## Data

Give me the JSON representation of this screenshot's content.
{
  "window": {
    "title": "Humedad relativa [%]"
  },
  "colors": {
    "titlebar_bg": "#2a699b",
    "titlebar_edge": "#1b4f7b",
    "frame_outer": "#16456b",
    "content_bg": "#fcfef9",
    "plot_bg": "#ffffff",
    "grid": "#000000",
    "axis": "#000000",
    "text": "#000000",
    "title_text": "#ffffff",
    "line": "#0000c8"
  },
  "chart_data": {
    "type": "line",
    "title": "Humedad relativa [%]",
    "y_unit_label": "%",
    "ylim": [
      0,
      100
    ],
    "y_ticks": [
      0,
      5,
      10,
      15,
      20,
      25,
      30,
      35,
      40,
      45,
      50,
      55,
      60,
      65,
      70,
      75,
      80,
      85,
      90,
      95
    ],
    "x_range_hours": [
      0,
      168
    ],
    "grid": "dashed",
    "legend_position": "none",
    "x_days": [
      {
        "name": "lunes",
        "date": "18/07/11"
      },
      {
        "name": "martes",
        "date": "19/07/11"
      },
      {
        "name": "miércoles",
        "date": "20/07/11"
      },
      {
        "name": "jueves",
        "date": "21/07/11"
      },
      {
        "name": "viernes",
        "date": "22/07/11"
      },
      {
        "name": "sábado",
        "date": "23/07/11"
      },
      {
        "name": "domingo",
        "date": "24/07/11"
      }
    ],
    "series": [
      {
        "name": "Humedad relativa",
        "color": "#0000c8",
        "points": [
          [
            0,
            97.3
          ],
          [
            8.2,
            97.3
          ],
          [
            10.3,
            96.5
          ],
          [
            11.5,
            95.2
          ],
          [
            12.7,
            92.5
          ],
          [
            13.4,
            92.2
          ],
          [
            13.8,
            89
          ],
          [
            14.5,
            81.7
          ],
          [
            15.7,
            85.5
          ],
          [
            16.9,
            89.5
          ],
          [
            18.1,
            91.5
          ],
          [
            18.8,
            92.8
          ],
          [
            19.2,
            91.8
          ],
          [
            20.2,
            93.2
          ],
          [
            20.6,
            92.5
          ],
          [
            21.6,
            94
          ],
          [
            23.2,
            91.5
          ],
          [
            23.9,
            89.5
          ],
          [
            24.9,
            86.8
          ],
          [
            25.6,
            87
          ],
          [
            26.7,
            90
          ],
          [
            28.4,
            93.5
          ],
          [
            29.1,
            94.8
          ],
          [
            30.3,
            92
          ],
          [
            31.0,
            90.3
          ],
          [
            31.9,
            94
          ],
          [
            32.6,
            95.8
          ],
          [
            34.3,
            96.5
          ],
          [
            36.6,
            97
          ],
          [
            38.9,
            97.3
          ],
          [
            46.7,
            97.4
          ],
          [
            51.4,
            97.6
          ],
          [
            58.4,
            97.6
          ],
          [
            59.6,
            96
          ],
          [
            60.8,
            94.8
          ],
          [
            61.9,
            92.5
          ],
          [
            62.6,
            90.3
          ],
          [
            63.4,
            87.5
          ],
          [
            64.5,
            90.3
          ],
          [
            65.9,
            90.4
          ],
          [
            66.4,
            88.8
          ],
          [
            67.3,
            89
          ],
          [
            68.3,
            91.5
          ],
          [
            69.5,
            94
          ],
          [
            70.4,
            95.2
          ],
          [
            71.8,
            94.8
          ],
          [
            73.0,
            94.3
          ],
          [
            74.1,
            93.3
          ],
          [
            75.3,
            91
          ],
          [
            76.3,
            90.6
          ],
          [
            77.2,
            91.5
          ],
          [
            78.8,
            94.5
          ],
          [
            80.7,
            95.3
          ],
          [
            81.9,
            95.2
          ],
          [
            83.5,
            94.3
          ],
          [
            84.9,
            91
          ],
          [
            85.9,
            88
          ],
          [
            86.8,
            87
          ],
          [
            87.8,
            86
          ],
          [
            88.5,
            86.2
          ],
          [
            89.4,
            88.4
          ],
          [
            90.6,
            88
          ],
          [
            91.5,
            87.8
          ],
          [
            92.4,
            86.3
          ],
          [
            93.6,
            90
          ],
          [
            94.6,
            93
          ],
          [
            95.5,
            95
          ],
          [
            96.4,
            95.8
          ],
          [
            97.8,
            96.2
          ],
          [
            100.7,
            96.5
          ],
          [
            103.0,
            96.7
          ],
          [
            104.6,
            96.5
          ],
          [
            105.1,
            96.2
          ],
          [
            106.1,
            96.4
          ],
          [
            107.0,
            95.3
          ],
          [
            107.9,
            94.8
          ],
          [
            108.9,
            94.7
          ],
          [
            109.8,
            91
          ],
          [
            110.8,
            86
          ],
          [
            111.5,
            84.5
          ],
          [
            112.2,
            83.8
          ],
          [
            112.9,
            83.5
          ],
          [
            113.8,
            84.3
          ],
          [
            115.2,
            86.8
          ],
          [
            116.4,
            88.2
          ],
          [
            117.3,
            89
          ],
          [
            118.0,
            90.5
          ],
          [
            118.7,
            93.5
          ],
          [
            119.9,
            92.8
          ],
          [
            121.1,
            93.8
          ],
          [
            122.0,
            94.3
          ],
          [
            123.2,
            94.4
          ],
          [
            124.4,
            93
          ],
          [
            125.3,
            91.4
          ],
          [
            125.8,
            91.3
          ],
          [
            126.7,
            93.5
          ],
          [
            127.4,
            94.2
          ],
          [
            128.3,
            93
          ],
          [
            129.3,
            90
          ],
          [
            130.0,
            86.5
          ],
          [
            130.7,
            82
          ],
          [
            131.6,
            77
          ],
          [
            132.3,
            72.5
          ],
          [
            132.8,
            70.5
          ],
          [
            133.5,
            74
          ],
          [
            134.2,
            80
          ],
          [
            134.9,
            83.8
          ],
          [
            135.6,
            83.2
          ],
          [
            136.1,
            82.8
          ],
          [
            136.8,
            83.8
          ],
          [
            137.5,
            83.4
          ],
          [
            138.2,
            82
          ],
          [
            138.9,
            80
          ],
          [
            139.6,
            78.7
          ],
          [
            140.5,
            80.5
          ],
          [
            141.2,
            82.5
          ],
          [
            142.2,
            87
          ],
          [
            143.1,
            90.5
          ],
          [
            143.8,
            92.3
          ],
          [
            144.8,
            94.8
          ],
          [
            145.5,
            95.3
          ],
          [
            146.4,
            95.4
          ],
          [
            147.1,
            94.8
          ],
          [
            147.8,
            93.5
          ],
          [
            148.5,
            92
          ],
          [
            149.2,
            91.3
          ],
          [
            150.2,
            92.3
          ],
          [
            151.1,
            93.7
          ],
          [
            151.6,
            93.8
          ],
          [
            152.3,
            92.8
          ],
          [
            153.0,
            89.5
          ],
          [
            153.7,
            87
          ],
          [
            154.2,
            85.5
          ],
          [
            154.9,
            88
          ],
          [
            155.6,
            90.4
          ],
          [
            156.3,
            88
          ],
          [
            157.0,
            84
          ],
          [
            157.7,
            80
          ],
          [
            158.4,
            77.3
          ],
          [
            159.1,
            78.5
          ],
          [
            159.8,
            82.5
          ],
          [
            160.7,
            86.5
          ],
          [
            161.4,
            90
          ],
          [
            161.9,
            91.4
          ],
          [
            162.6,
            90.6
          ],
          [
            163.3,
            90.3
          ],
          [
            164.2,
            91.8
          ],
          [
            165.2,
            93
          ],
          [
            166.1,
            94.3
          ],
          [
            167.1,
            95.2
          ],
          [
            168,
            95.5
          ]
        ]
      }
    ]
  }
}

---

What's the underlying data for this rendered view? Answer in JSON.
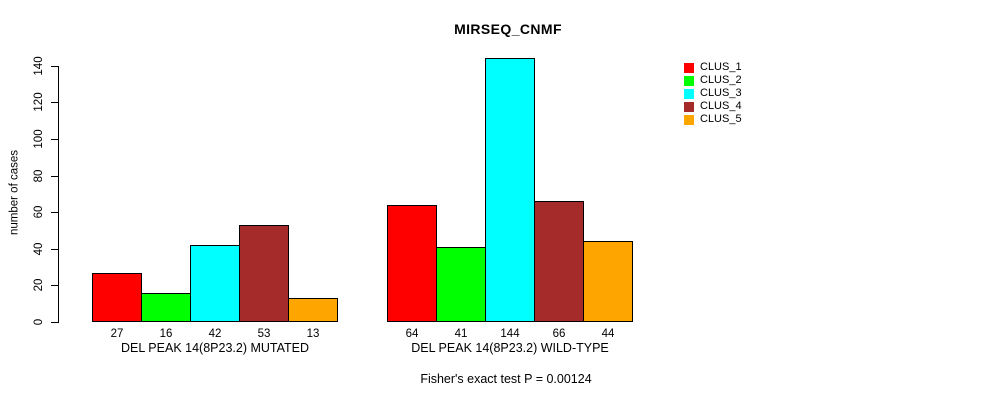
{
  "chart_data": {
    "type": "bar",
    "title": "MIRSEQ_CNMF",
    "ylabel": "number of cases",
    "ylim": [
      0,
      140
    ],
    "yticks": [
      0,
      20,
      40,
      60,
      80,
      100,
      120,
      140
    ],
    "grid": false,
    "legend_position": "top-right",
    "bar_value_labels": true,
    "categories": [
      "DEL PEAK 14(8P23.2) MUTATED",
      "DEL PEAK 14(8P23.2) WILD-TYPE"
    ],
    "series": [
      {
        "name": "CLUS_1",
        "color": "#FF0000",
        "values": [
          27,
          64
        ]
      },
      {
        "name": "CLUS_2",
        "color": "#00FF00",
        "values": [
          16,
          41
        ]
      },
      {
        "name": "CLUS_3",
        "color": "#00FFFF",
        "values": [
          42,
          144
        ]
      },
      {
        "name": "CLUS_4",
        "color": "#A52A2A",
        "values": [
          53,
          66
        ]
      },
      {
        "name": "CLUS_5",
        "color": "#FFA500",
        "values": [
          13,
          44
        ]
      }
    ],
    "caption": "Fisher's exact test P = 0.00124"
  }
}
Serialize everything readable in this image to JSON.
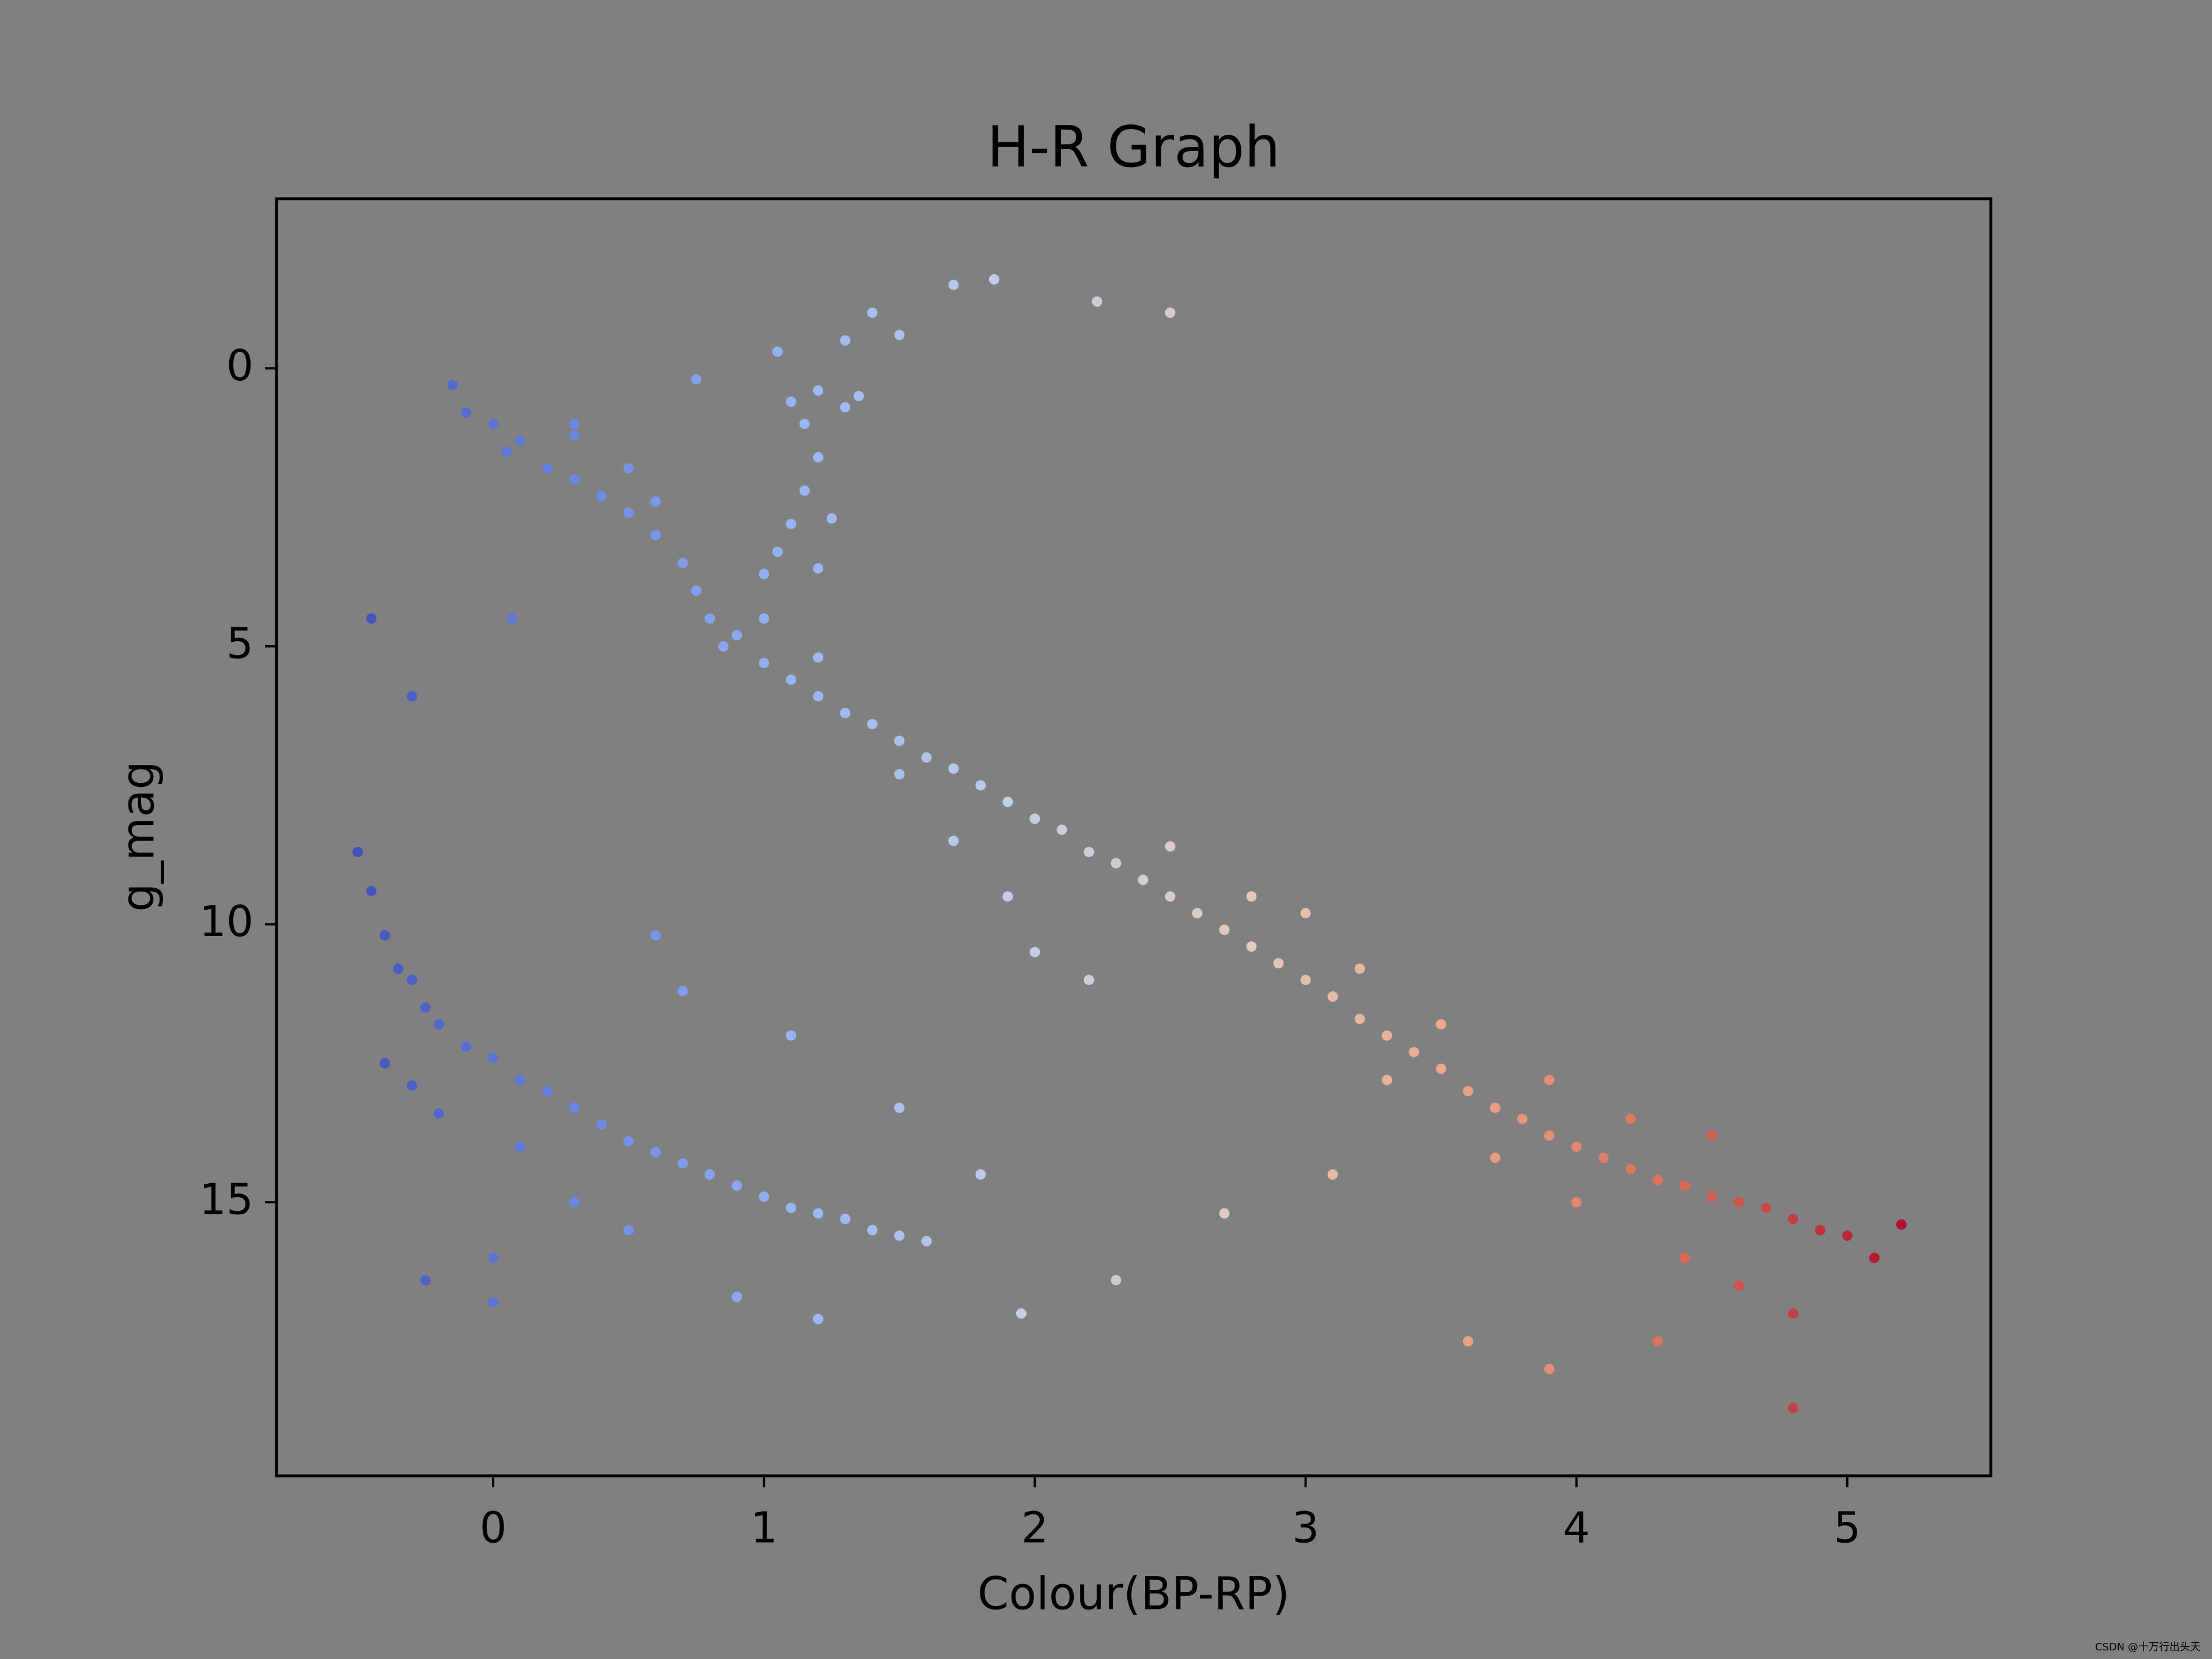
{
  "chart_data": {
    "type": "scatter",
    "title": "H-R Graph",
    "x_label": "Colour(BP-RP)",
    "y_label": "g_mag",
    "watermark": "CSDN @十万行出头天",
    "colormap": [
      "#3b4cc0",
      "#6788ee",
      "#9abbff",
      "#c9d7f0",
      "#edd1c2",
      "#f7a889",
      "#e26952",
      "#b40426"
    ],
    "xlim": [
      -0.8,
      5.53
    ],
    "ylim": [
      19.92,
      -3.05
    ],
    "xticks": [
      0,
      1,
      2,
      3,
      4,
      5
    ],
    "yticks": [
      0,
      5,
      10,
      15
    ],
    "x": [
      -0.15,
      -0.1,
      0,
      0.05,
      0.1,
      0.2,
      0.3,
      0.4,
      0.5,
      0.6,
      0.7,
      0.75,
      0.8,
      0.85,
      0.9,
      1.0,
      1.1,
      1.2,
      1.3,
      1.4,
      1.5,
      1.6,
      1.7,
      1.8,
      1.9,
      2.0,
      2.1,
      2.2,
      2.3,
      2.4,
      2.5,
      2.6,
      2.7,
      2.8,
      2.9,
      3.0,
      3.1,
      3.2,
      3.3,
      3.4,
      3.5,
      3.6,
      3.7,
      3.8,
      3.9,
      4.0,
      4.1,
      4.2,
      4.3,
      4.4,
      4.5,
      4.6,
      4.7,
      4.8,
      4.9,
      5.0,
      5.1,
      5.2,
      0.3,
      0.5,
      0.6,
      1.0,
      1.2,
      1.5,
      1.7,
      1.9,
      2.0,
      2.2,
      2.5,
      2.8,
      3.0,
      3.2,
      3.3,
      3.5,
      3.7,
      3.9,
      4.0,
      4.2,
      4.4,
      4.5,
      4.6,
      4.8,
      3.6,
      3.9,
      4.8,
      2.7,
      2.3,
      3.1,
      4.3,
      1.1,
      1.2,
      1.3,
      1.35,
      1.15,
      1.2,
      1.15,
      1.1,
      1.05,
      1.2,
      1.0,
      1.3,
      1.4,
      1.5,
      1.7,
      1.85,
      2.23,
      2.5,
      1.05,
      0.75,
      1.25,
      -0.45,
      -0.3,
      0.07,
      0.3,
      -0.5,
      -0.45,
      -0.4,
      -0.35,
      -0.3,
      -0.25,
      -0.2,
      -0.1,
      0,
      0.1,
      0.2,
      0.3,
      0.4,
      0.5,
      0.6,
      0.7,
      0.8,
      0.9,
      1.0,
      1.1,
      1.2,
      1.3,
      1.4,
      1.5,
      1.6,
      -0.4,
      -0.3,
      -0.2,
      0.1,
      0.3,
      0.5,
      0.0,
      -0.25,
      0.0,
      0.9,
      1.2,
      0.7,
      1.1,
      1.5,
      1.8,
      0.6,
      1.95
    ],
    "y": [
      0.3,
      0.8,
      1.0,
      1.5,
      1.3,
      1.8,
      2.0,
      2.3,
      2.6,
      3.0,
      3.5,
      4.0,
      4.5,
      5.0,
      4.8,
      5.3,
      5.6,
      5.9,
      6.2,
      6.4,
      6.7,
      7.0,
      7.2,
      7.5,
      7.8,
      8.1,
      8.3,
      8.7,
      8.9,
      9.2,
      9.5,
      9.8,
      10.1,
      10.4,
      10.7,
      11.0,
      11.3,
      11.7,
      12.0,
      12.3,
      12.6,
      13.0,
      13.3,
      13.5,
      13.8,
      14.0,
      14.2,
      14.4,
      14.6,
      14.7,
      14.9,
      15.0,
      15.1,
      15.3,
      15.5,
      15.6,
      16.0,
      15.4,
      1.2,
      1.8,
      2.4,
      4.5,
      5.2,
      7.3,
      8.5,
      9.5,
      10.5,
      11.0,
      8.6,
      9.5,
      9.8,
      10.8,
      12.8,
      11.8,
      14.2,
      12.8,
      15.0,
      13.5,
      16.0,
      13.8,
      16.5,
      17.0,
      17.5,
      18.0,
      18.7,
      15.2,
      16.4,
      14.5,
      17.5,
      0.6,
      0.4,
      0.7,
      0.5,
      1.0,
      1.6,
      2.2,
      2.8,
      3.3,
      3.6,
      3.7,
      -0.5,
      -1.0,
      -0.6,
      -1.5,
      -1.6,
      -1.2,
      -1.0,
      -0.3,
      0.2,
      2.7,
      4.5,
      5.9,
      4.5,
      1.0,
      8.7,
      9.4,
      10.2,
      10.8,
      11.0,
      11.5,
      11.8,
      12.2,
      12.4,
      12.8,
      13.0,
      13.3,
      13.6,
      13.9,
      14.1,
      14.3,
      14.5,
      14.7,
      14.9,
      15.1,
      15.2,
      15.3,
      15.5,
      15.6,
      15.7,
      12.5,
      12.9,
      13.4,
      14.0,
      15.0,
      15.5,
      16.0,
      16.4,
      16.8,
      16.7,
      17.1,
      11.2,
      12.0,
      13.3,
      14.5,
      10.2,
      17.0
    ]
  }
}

## Instructions for the task
Reproduce each line from the records that contains the word "JSON".

## Output
Give me the JSON representation of this screenshot's content.
What's the underlying data for this rendered view? Answer in JSON.
Serialize everything readable in this image to JSON.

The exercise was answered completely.